▶ _WHAT IS REQUIRED_
Only lines with the word "Program" are needed; collect each of them from the listing below.

▶ _MATERIAL FOR THIS EXERCISE_

+ + + +

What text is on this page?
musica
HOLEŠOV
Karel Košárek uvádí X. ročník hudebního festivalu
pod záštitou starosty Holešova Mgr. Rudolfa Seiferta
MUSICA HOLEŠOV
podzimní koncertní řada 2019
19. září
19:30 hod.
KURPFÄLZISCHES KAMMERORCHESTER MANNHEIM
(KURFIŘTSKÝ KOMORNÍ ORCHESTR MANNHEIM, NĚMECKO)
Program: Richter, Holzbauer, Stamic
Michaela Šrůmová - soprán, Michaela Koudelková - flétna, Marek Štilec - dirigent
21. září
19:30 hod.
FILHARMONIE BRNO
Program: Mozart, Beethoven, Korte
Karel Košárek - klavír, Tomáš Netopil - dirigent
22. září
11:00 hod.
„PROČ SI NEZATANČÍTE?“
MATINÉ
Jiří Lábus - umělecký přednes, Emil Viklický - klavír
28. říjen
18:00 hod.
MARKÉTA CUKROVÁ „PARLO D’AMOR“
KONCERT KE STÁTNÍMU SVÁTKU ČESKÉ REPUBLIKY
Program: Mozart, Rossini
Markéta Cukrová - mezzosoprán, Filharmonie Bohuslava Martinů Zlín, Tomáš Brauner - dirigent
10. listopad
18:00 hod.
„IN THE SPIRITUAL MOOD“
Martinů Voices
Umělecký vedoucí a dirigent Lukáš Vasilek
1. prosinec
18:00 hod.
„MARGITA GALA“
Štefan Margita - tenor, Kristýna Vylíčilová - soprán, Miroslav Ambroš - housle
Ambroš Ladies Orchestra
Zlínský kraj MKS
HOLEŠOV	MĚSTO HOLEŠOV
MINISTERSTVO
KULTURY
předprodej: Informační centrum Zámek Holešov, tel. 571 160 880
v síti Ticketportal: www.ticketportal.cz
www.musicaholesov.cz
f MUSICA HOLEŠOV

+ + + +

▶ _REPLY_
Program: Richter, Holzbauer, Stamic
Program: Mozart, Beethoven, Korte
Program: Mozart, Rossini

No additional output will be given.